** Aim of the exercise **
Skip the pictures and quote all of the lines exactly.

** Provided information **

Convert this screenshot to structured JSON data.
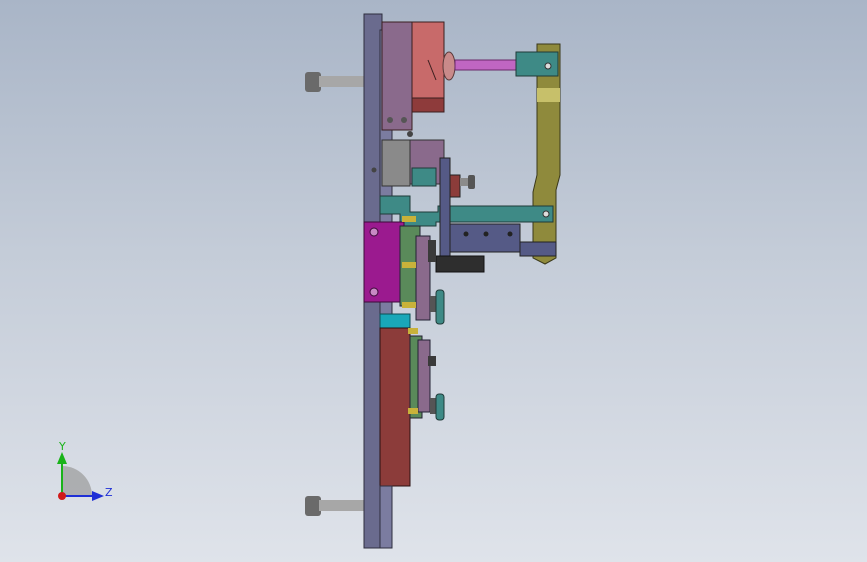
{
  "view": {
    "triad": {
      "y_label": "Y",
      "z_label": "Z",
      "colors": {
        "y": "#19b319",
        "z": "#1f2fd6",
        "x": "#d01a1a"
      }
    },
    "palette": {
      "base_plate": "#6a6b8e",
      "upper_block": "#c86a6a",
      "upper_block_dark": "#8e3b3b",
      "slider_gray": "#8a8a8a",
      "mauve": "#8a6a8c",
      "teal": "#3e8a86",
      "magenta": "#9b1a8f",
      "olive_arm": "#8f8a3c",
      "olive_pad": "#c7c06a",
      "rod": "#c066c2",
      "brown_lower": "#8c3c3a",
      "green_guides": "#5a8a5a",
      "dark_bolt": "#3a3a3a",
      "bolt_gray": "#8b8b8b",
      "cyan": "#19a7b8",
      "indigo": "#555a86",
      "yellow": "#c8b23a"
    }
  }
}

** Output of the task **
Convert this screenshot to structured JSON data.
{
  "view": {
    "triad": {
      "y_label": "Y",
      "z_label": "Z",
      "colors": {
        "y": "#19b319",
        "z": "#1f2fd6",
        "x": "#d01a1a"
      }
    },
    "palette": {
      "base_plate": "#6a6b8e",
      "upper_block": "#c86a6a",
      "upper_block_dark": "#8e3b3b",
      "slider_gray": "#8a8a8a",
      "mauve": "#8a6a8c",
      "teal": "#3e8a86",
      "magenta": "#9b1a8f",
      "olive_arm": "#8f8a3c",
      "olive_pad": "#c7c06a",
      "rod": "#c066c2",
      "brown_lower": "#8c3c3a",
      "green_guides": "#5a8a5a",
      "dark_bolt": "#3a3a3a",
      "bolt_gray": "#8b8b8b",
      "cyan": "#19a7b8",
      "indigo": "#555a86",
      "yellow": "#c8b23a"
    }
  }
}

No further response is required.